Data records
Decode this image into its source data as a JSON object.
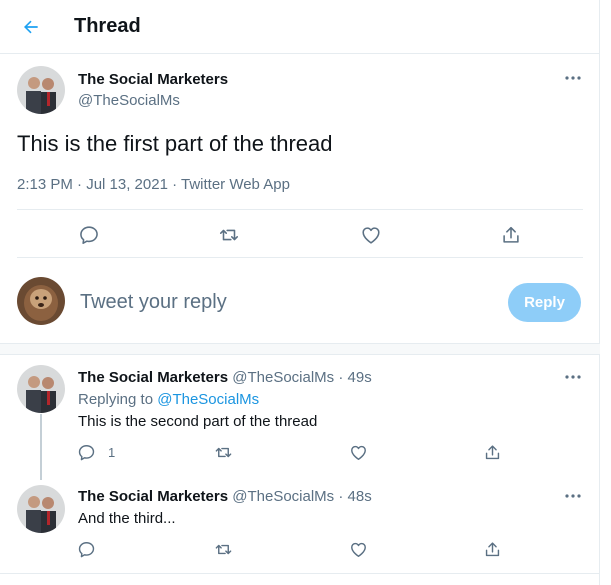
{
  "header": {
    "title": "Thread"
  },
  "main_tweet": {
    "name": "The Social Marketers",
    "handle": "@TheSocialMs",
    "text": "This is the first part of the thread",
    "meta": "2:13 PM · Jul 13, 2021 · Twitter Web App"
  },
  "reply_box": {
    "placeholder": "Tweet your reply",
    "button_label": "Reply"
  },
  "replies": [
    {
      "name": "The Social Marketers",
      "handle_time": "@TheSocialMs · 49s",
      "replying_prefix": "Replying to",
      "replying_handle": "@TheSocialMs",
      "text": "This is the second part of the thread",
      "reply_count": "1"
    },
    {
      "name": "The Social Marketers",
      "handle_time": "@TheSocialMs · 48s",
      "text": "And the third..."
    }
  ],
  "colors": {
    "accent": "#1da1f2",
    "muted": "#5b7083",
    "reply_button": "#8ecdf8"
  }
}
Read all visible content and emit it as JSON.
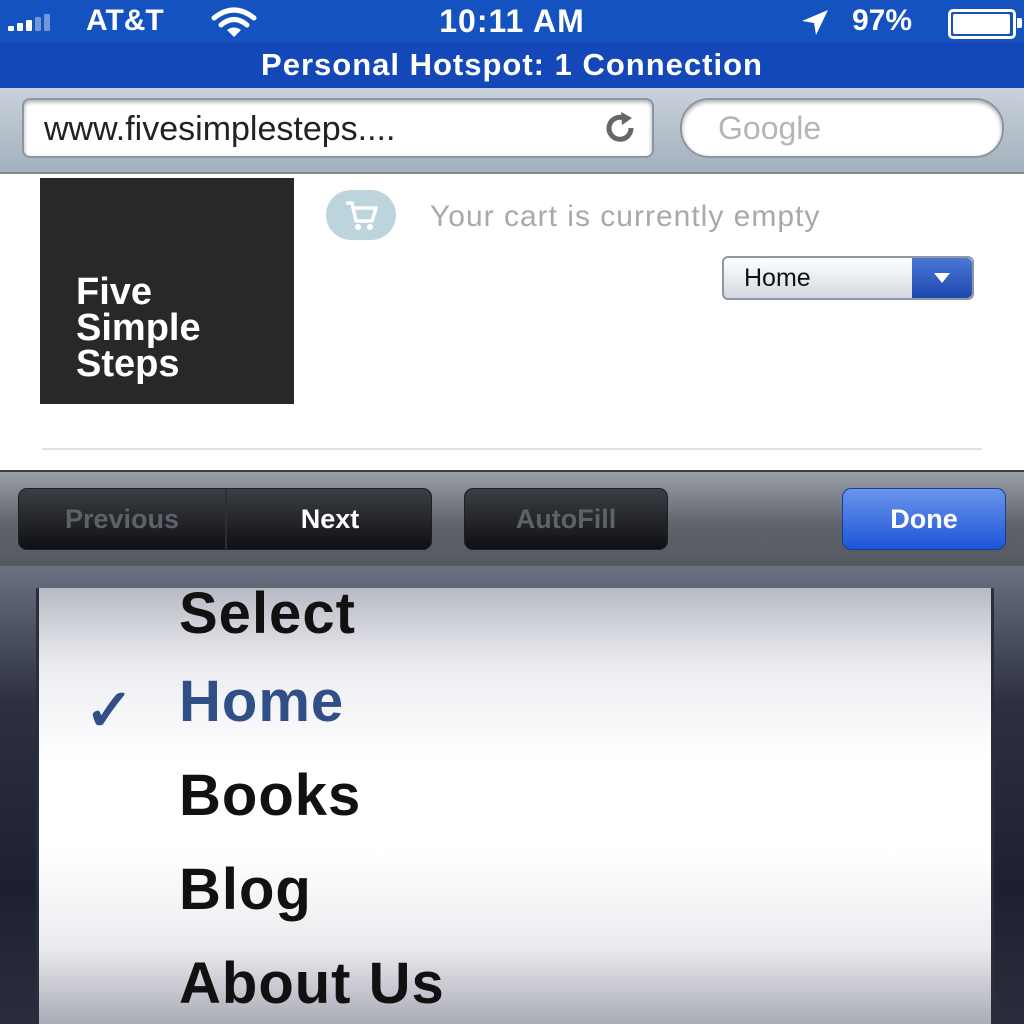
{
  "status_bar": {
    "carrier": "AT&T",
    "time": "10:11 AM",
    "battery_percent": "97%",
    "battery_level": 0.97,
    "icons": [
      "signal-icon",
      "wifi-icon",
      "location-arrow-icon",
      "battery-icon"
    ]
  },
  "hotspot_banner": "Personal Hotspot: 1 Connection",
  "browser": {
    "url": "www.fivesimplesteps....",
    "search_placeholder": "Google"
  },
  "page": {
    "logo_text": "Five\nSimple\nSteps",
    "cart_text": "Your cart is currently empty",
    "nav_select_value": "Home"
  },
  "toolbar": {
    "previous": "Previous",
    "next": "Next",
    "autofill": "AutoFill",
    "done": "Done"
  },
  "picker": {
    "options": [
      "Select",
      "Home",
      "Books",
      "Blog",
      "About Us"
    ],
    "selected": "Home",
    "check": "✓"
  },
  "colors": {
    "status_bar": "#1452c0",
    "done_button": "#1e55d6",
    "selected_option": "#2f4f86"
  }
}
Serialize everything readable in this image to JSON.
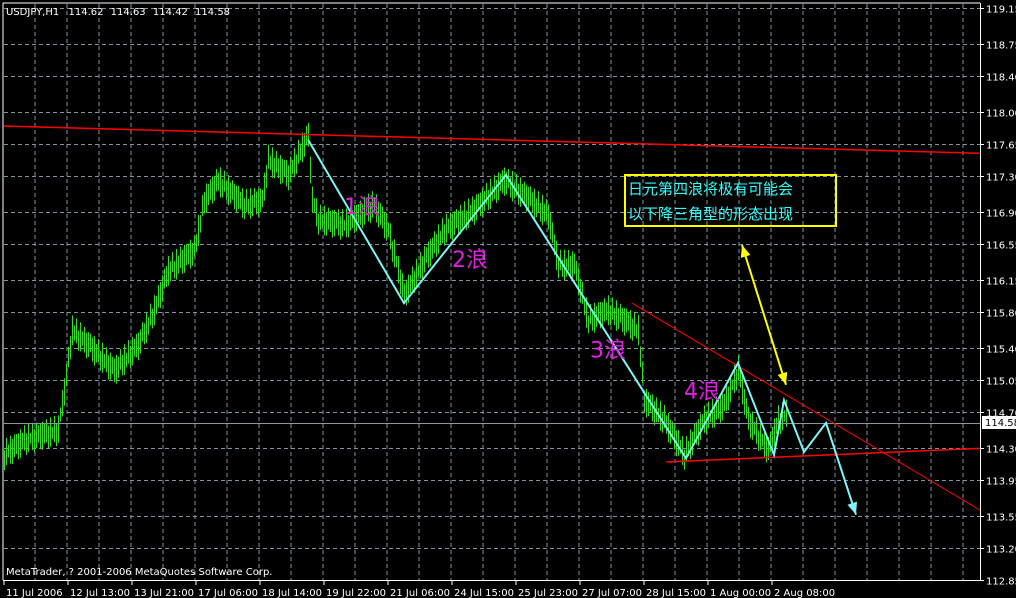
{
  "header": {
    "symbol": "USDJPY,H1",
    "open": "114.62",
    "high": "114.63",
    "low": "114.42",
    "close": "114.58"
  },
  "copyright": "MetaTrader, ? 2001-2006 MetaQuotes Software Corp.",
  "colors": {
    "background": "#000000",
    "bars": "#33dd22",
    "grid": "#7f93a0",
    "wave": "#7ff5f5",
    "trendline": "#ff0000",
    "arrow": "#ffff00",
    "label": "#e020e0",
    "note_text": "#33ffff",
    "note_border": "#ffff00",
    "bid_line": "#8a96a0"
  },
  "chart_data": {
    "type": "ohlc",
    "title": "USDJPY,H1",
    "timeframe": "H1",
    "ylim": [
      112.85,
      119.15
    ],
    "y_ticks": [
      "119.15",
      "118.75",
      "118.40",
      "118.00",
      "117.65",
      "117.30",
      "116.90",
      "116.55",
      "116.15",
      "115.80",
      "115.40",
      "115.05",
      "114.70",
      "114.30",
      "113.95",
      "113.55",
      "113.20",
      "112.85"
    ],
    "current_price": "114.58",
    "x_ticks": [
      "11 Jul 2006",
      "12 Jul 13:00",
      "13 Jul 21:00",
      "17 Jul 06:00",
      "18 Jul 14:00",
      "19 Jul 22:00",
      "21 Jul 06:00",
      "24 Jul 15:00",
      "25 Jul 23:00",
      "27 Jul 07:00",
      "28 Jul 15:00",
      "1 Aug 00:00",
      "2 Aug 08:00"
    ],
    "bars_per_x_tick": 32,
    "grid": true,
    "price_path": [
      [
        0,
        114.23
      ],
      [
        10,
        114.39
      ],
      [
        27,
        114.5
      ],
      [
        30,
        114.94
      ],
      [
        34,
        115.6
      ],
      [
        45,
        115.38
      ],
      [
        55,
        115.16
      ],
      [
        67,
        115.44
      ],
      [
        75,
        115.82
      ],
      [
        82,
        116.26
      ],
      [
        95,
        116.48
      ],
      [
        100,
        117.03
      ],
      [
        107,
        117.25
      ],
      [
        120,
        116.98
      ],
      [
        129,
        117.03
      ],
      [
        132,
        117.48
      ],
      [
        142,
        117.31
      ],
      [
        152,
        117.75
      ],
      [
        154,
        117.03
      ],
      [
        157,
        116.82
      ],
      [
        170,
        116.76
      ],
      [
        185,
        116.98
      ],
      [
        192,
        116.7
      ],
      [
        200,
        115.99
      ],
      [
        210,
        116.37
      ],
      [
        220,
        116.7
      ],
      [
        235,
        116.93
      ],
      [
        250,
        117.25
      ],
      [
        260,
        117.09
      ],
      [
        272,
        116.87
      ],
      [
        277,
        116.32
      ],
      [
        285,
        116.32
      ],
      [
        292,
        115.71
      ],
      [
        302,
        115.82
      ],
      [
        310,
        115.71
      ],
      [
        317,
        115.6
      ],
      [
        320,
        114.83
      ],
      [
        330,
        114.61
      ],
      [
        340,
        114.23
      ],
      [
        350,
        114.61
      ],
      [
        360,
        114.78
      ],
      [
        367,
        115.16
      ],
      [
        372,
        114.61
      ],
      [
        382,
        114.28
      ],
      [
        387,
        114.61
      ],
      [
        391,
        114.67
      ]
    ],
    "annotations": {
      "wave_path": [
        [
          152,
          117.7
        ],
        [
          200,
          115.9
        ],
        [
          251,
          117.31
        ],
        [
          341,
          114.19
        ],
        [
          367,
          115.24
        ],
        [
          385,
          114.23
        ],
        [
          390,
          114.83
        ],
        [
          400,
          114.26
        ],
        [
          411,
          114.58
        ],
        [
          426,
          113.57
        ]
      ],
      "trendlines": [
        {
          "name": "upper-resistance",
          "from": [
            0,
            117.85
          ],
          "to": [
            488,
            117.55
          ]
        },
        {
          "name": "triangle-upper",
          "from": [
            314,
            115.9
          ],
          "to": [
            488,
            113.62
          ]
        },
        {
          "name": "triangle-lower",
          "from": [
            331,
            114.15
          ],
          "to": [
            488,
            114.3
          ]
        }
      ],
      "double_arrow": {
        "from": [
          369,
          116.54
        ],
        "to": [
          391,
          115.0
        ]
      },
      "wave_labels": [
        {
          "text": "1浪",
          "at": [
            170,
            116.88
          ]
        },
        {
          "text": "2浪",
          "at": [
            224,
            116.3
          ]
        },
        {
          "text": "3浪",
          "at": [
            293,
            115.3
          ]
        },
        {
          "text": "4浪",
          "at": [
            340,
            114.85
          ]
        }
      ],
      "note": {
        "lines": [
          "日元第四浪将极有可能会",
          "以下降三角型的形态出现"
        ]
      }
    }
  }
}
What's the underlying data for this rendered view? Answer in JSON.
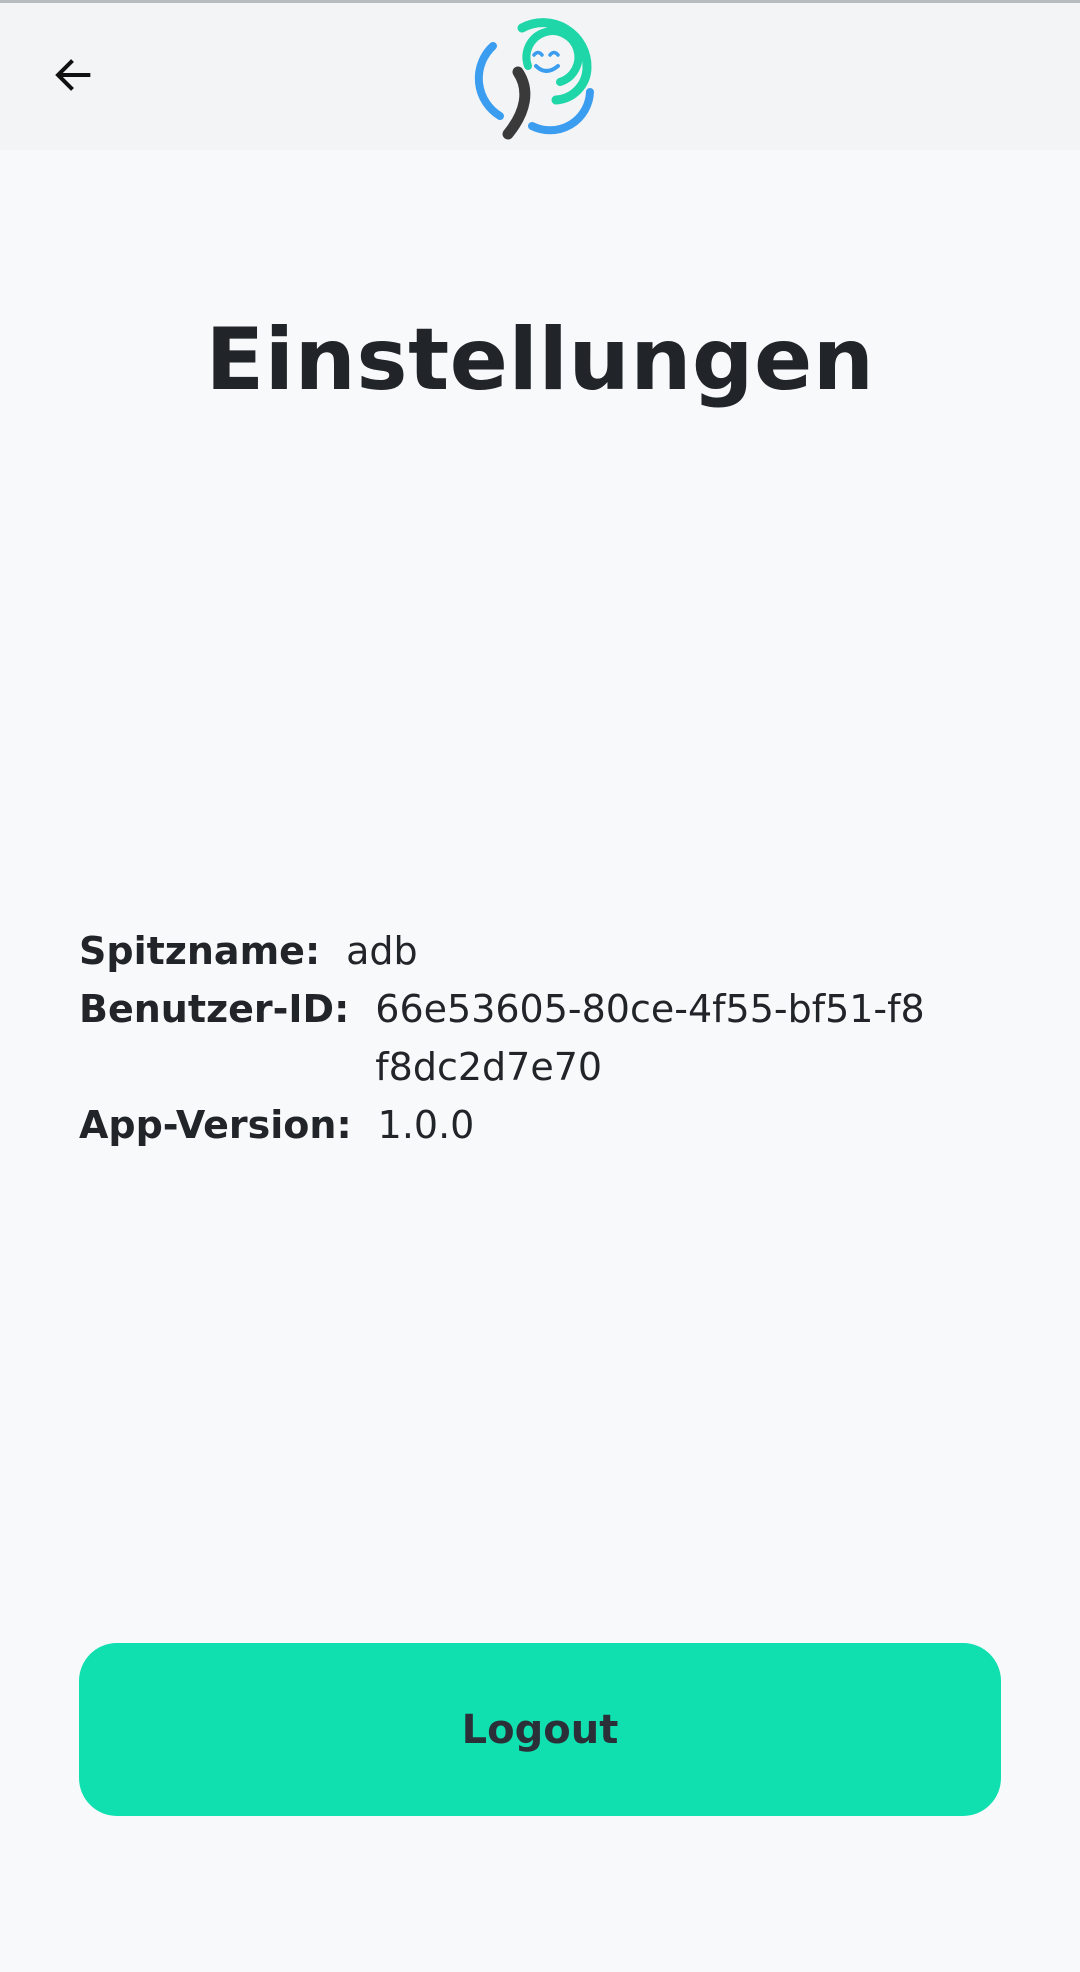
{
  "header": {
    "back_icon": "arrow-left-icon",
    "logo_icon": "app-logo-smiley-icon"
  },
  "page": {
    "title": "Einstellungen"
  },
  "info": {
    "nickname_label": "Spitzname:",
    "nickname_value": "adb",
    "user_id_label": "Benutzer-ID:",
    "user_id_value": "66e53605-80ce-4f55-bf51-f8f8dc2d7e70",
    "app_version_label": "App-Version:",
    "app_version_value": "1.0.0"
  },
  "actions": {
    "logout_label": "Logout"
  },
  "colors": {
    "accent": "#10e0b0",
    "logo_green": "#1fd6a8",
    "logo_blue": "#3b9df0",
    "logo_dark": "#3a3a3a",
    "background": "#f8f9fa",
    "app_bar": "#f3f4f6"
  }
}
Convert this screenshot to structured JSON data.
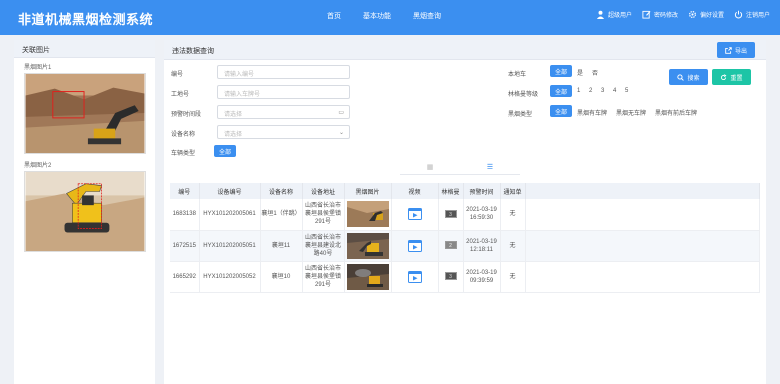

Exercise requirements
In your copy, repeat each record exactly and include no pictures.

Finished answer
Decode this image into its source data as a JSON object.
{
  "header": {
    "title": "Thread"
  },
  "main_tweet": {
    "name": "The Social Marketers",
    "handle": "@TheSocialMs",
    "text": "This is the first part of the thread",
    "meta": "2:13 PM · Jul 13, 2021 · Twitter Web App"
  },
  "reply_box": {
    "placeholder": "Tweet your reply",
    "button_label": "Reply"
  },
  "replies": [
    {
      "name": "The Social Marketers",
      "handle_time": "@TheSocialMs · 49s",
      "replying_prefix": "Replying to",
      "replying_handle": "@TheSocialMs",
      "text": "This is the second part of the thread",
      "reply_count": "1"
    },
    {
      "name": "The Social Marketers",
      "handle_time": "@TheSocialMs · 48s",
      "text": "And the third..."
    }
  ],
  "colors": {
    "accent": "#1da1f2",
    "muted": "#5b7083",
    "reply_button": "#8ecdf8"
  }
}
Read all visible content and emit it as JSON.
{
  "status_bar": {
    "carrier": "AT&T",
    "time": "10:11 AM",
    "battery_percent": "97%",
    "battery_level": 0.97,
    "icons": [
      "signal-icon",
      "wifi-icon",
      "location-arrow-icon",
      "battery-icon"
    ]
  },
  "hotspot_banner": "Personal Hotspot: 1 Connection",
  "browser": {
    "url": "www.fivesimplesteps....",
    "search_placeholder": "Google"
  },
  "page": {
    "logo_text": "Five\nSimple\nSteps",
    "cart_text": "Your cart is currently empty",
    "nav_select_value": "Home"
  },
  "toolbar": {
    "previous": "Previous",
    "next": "Next",
    "autofill": "AutoFill",
    "done": "Done"
  },
  "picker": {
    "options": [
      "Select",
      "Home",
      "Books",
      "Blog",
      "About Us"
    ],
    "selected": "Home",
    "check": "✓"
  },
  "colors": {
    "status_bar": "#1452c0",
    "done_button": "#1e55d6",
    "selected_option": "#2f4f86"
  }
}
Serialize everything readable in this image to JSON.
{
  "header": {
    "symbol": "USDJPY,H1",
    "open": "114.62",
    "high": "114.63",
    "low": "114.42",
    "close": "114.58"
  },
  "copyright": "MetaTrader, ? 2001-2006 MetaQuotes Software Corp.",
  "colors": {
    "background": "#000000",
    "bars": "#33dd22",
    "grid": "#7f93a0",
    "wave": "#7ff5f5",
    "trendline": "#ff0000",
    "arrow": "#ffff00",
    "label": "#e020e0",
    "note_text": "#33ffff",
    "note_border": "#ffff00",
    "bid_line": "#8a96a0"
  },
  "chart_data": {
    "type": "ohlc",
    "title": "USDJPY,H1",
    "timeframe": "H1",
    "ylim": [
      112.85,
      119.15
    ],
    "y_ticks": [
      "119.15",
      "118.75",
      "118.40",
      "118.00",
      "117.65",
      "117.30",
      "116.90",
      "116.55",
      "116.15",
      "115.80",
      "115.40",
      "115.05",
      "114.70",
      "114.30",
      "113.95",
      "113.55",
      "113.20",
      "112.85"
    ],
    "current_price": "114.58",
    "x_ticks": [
      "11 Jul 2006",
      "12 Jul 13:00",
      "13 Jul 21:00",
      "17 Jul 06:00",
      "18 Jul 14:00",
      "19 Jul 22:00",
      "21 Jul 06:00",
      "24 Jul 15:00",
      "25 Jul 23:00",
      "27 Jul 07:00",
      "28 Jul 15:00",
      "1 Aug 00:00",
      "2 Aug 08:00"
    ],
    "bars_per_x_tick": 32,
    "grid": true,
    "price_path": [
      [
        0,
        114.23
      ],
      [
        10,
        114.39
      ],
      [
        27,
        114.5
      ],
      [
        30,
        114.94
      ],
      [
        34,
        115.6
      ],
      [
        45,
        115.38
      ],
      [
        55,
        115.16
      ],
      [
        67,
        115.44
      ],
      [
        75,
        115.82
      ],
      [
        82,
        116.26
      ],
      [
        95,
        116.48
      ],
      [
        100,
        117.03
      ],
      [
        107,
        117.25
      ],
      [
        120,
        116.98
      ],
      [
        129,
        117.03
      ],
      [
        132,
        117.48
      ],
      [
        142,
        117.31
      ],
      [
        152,
        117.75
      ],
      [
        154,
        117.03
      ],
      [
        157,
        116.82
      ],
      [
        170,
        116.76
      ],
      [
        185,
        116.98
      ],
      [
        192,
        116.7
      ],
      [
        200,
        115.99
      ],
      [
        210,
        116.37
      ],
      [
        220,
        116.7
      ],
      [
        235,
        116.93
      ],
      [
        250,
        117.25
      ],
      [
        260,
        117.09
      ],
      [
        272,
        116.87
      ],
      [
        277,
        116.32
      ],
      [
        285,
        116.32
      ],
      [
        292,
        115.71
      ],
      [
        302,
        115.82
      ],
      [
        310,
        115.71
      ],
      [
        317,
        115.6
      ],
      [
        320,
        114.83
      ],
      [
        330,
        114.61
      ],
      [
        340,
        114.23
      ],
      [
        350,
        114.61
      ],
      [
        360,
        114.78
      ],
      [
        367,
        115.16
      ],
      [
        372,
        114.61
      ],
      [
        382,
        114.28
      ],
      [
        387,
        114.61
      ],
      [
        391,
        114.67
      ]
    ],
    "annotations": {
      "wave_path": [
        [
          152,
          117.7
        ],
        [
          200,
          115.9
        ],
        [
          251,
          117.31
        ],
        [
          341,
          114.19
        ],
        [
          367,
          115.24
        ],
        [
          385,
          114.23
        ],
        [
          390,
          114.83
        ],
        [
          400,
          114.26
        ],
        [
          411,
          114.58
        ],
        [
          426,
          113.57
        ]
      ],
      "trendlines": [
        {
          "name": "upper-resistance",
          "from": [
            0,
            117.85
          ],
          "to": [
            488,
            117.55
          ]
        },
        {
          "name": "triangle-upper",
          "from": [
            314,
            115.9
          ],
          "to": [
            488,
            113.62
          ]
        },
        {
          "name": "triangle-lower",
          "from": [
            331,
            114.15
          ],
          "to": [
            488,
            114.3
          ]
        }
      ],
      "double_arrow": {
        "from": [
          369,
          116.54
        ],
        "to": [
          391,
          115.0
        ]
      },
      "wave_labels": [
        {
          "text": "1浪",
          "at": [
            170,
            116.88
          ]
        },
        {
          "text": "2浪",
          "at": [
            224,
            116.3
          ]
        },
        {
          "text": "3浪",
          "at": [
            293,
            115.3
          ]
        },
        {
          "text": "4浪",
          "at": [
            340,
            114.85
          ]
        }
      ],
      "note": {
        "lines": [
          "日元第四浪将极有可能会",
          "以下降三角型的形态出现"
        ]
      }
    }
  }
}
What's the underlying data for this rendered view? Answer in JSON.
{
  "header": {
    "back_icon": "arrow-left-icon",
    "logo_icon": "app-logo-smiley-icon"
  },
  "page": {
    "title": "Einstellungen"
  },
  "info": {
    "nickname_label": "Spitzname:",
    "nickname_value": "adb",
    "user_id_label": "Benutzer-ID:",
    "user_id_value": "66e53605-80ce-4f55-bf51-f8f8dc2d7e70",
    "app_version_label": "App-Version:",
    "app_version_value": "1.0.0"
  },
  "actions": {
    "logout_label": "Logout"
  },
  "colors": {
    "accent": "#10e0b0",
    "logo_green": "#1fd6a8",
    "logo_blue": "#3b9df0",
    "logo_dark": "#3a3a3a",
    "background": "#f8f9fa",
    "app_bar": "#f3f4f6"
  }
}
Convert this screenshot to structured JSON data.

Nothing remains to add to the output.